Reproduce every record exactly as it appears, but not the pictures.

* START Information given *

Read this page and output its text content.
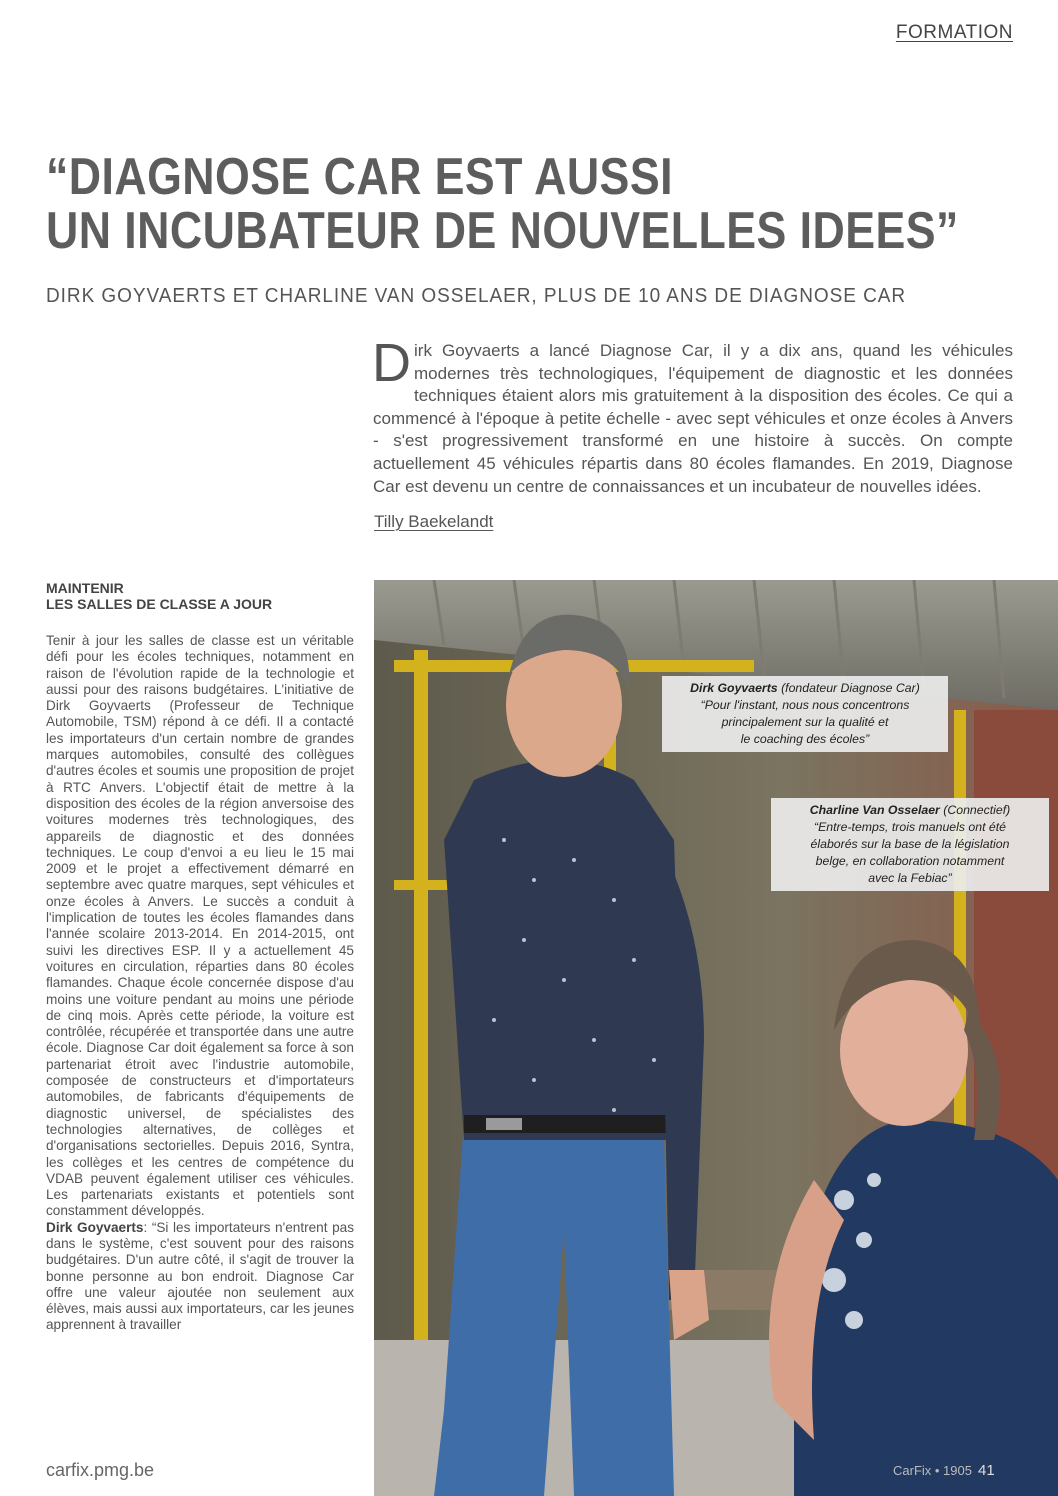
FORMATION
“DIAGNOSE CAR EST AUSSI
UN INCUBATEUR DE NOUVELLES IDEES”
DIRK GOYVAERTS ET CHARLINE VAN OSSELAER, PLUS DE 10 ANS DE DIAGNOSE CAR
Dirk Goyvaerts a lancé Diagnose Car, il y a dix ans, quand les véhicules modernes très technologiques, l'équipement de diagnostic et les données techniques étaient alors mis gratuitement à la disposition des écoles. Ce qui a commencé à l'époque à petite échelle - avec sept véhicules et onze écoles à Anvers - s'est progressivement transformé en une histoire à succès. On compte actuellement 45 véhicules répartis dans 80 écoles flamandes. En 2019, Diagnose Car est devenu un centre de connaissances et un incubateur de nouvelles idées.
Tilly Baekelandt
MAINTENIR
LES SALLES DE CLASSE A JOUR

Tenir à jour les salles de classe est un véritable défi pour les écoles techniques, notamment en raison de l'évolution rapide de la technologie et aussi pour des raisons budgétaires. L'initiative de Dirk Goyvaerts (Professeur de Technique Automobile, TSM) répond à ce défi. Il a contacté les importateurs d'un certain nombre de grandes marques automobiles, consulté des collègues d'autres écoles et soumis une proposition de projet à RTC Anvers. L'objectif était de mettre à la disposition des écoles de la région anversoise des voitures modernes très technologiques, des appareils de diagnostic et des données techniques. Le coup d'envoi a eu lieu le 15 mai 2009 et le projet a effectivement démarré en septembre avec quatre marques, sept véhicules et onze écoles à Anvers. Le succès a conduit à l'implication de toutes les écoles flamandes dans l'année scolaire 2013-2014. En 2014-2015, ont suivi les directives ESP. Il y a actuellement 45 voitures en circulation, réparties dans 80 écoles flamandes. Chaque école concernée dispose d'au moins une voiture pendant au moins une période de cinq mois. Après cette période, la voiture est contrôlée, récupérée et transportée dans une autre école. Diagnose Car doit également sa force à son partenariat étroit avec l'industrie automobile, composée de constructeurs et d'importateurs automobiles, de fabricants d'équipements de diagnostic universel, de spécialistes des technologies alternatives, de collèges et d'organisations sectorielles. Depuis 2016, Syntra, les collèges et les centres de compétence du VDAB peuvent également utiliser ces véhicules. Les partenariats existants et potentiels sont constamment développés.

Dirk Goyvaerts: “Si les importateurs n'entrent pas dans le système, c'est souvent pour des raisons budgétaires. D'un autre côté, il s'agit de trouver la bonne personne au bon endroit. Diagnose Car offre une valeur ajoutée non seulement aux élèves, mais aussi aux importateurs, car les jeunes apprennent à travailler

carfix.pmg.be
Dirk Goyvaerts (fondateur Diagnose Car)
“Pour l'instant, nous nous concentrons
principalement sur la qualité et
le coaching des écoles”
Charline Van Osselaer (Connectief)
“Entre-temps, trois manuels ont été
élaborés sur la base de la législation
belge, en collaboration notamment
avec la Febiac”
CarFix • 1905 41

* END Information given *

__Solution for this exercise__.
Read this page and output its text content.
FORMATION
“DIAGNOSE CAR EST AUSSI
UN INCUBATEUR DE NOUVELLES IDEES”
DIRK GOYVAERTS ET CHARLINE VAN OSSELAER, PLUS DE 10 ANS DE DIAGNOSE CAR
Dirk Goyvaerts a lancé Diagnose Car, il y a dix ans, quand les véhicules modernes très technologiques, l'équipement de diagnostic et les données techniques étaient alors mis gratuitement à la disposition des écoles. Ce qui a commencé à l'époque à petite échelle - avec sept véhicules et onze écoles à Anvers - s'est progressivement transformé en une histoire à succès. On compte actuellement 45 véhicules répartis dans 80 écoles flamandes. En 2019, Diagnose Car est devenu un centre de connaissances et un incubateur de nouvelles idées.
Tilly Baekelandt
MAINTENIR
LES SALLES DE CLASSE A JOUR

Tenir à jour les salles de classe est un véritable défi pour les écoles techniques, notamment en raison de l'évolution rapide de la technologie et aussi pour des raisons budgétaires. L'initiative de Dirk Goyvaerts (Professeur de Technique Automobile, TSM) répond à ce défi. Il a contacté les importateurs d'un certain nombre de grandes marques automobiles, consulté des collègues d'autres écoles et soumis une proposition de projet à RTC Anvers. L'objectif était de mettre à la disposition des écoles de la région anversoise des voitures modernes très technologiques, des appareils de diagnostic et des données techniques. Le coup d'envoi a eu lieu le 15 mai 2009 et le projet a effectivement démarré en septembre avec quatre marques, sept véhicules et onze écoles à Anvers. Le succès a conduit à l'implication de toutes les écoles flamandes dans l'année scolaire 2013-2014. En 2014-2015, ont suivi les directives ESP. Il y a actuellement 45 voitures en circulation, réparties dans 80 écoles flamandes. Chaque école concernée dispose d'au moins une voiture pendant au moins une période de cinq mois. Après cette période, la voiture est contrôlée, récupérée et transportée dans une autre école. Diagnose Car doit également sa force à son partenariat étroit avec l'industrie automobile, composée de constructeurs et d'importateurs automobiles, de fabricants d'équipements de diagnostic universel, de spécialistes des technologies alternatives, de collèges et d'organisations sectorielles. Depuis 2016, Syntra, les collèges et les centres de compétence du VDAB peuvent également utiliser ces véhicules. Les partenariats existants et potentiels sont constamment développés.

Dirk Goyvaerts: “Si les importateurs n'entrent pas dans le système, c'est souvent pour des raisons budgétaires. D'un autre côté, il s'agit de trouver la bonne personne au bon endroit. Diagnose Car offre une valeur ajoutée non seulement aux élèves, mais aussi aux importateurs, car les jeunes apprennent à travailler

carfix.pmg.be
Dirk Goyvaerts (fondateur Diagnose Car)
“Pour l'instant, nous nous concentrons
principalement sur la qualité et
le coaching des écoles”
Charline Van Osselaer (Connectief)
“Entre-temps, trois manuels ont été
élaborés sur la base de la législation
belge, en collaboration notamment
avec la Febiac”
CarFix • 1905 41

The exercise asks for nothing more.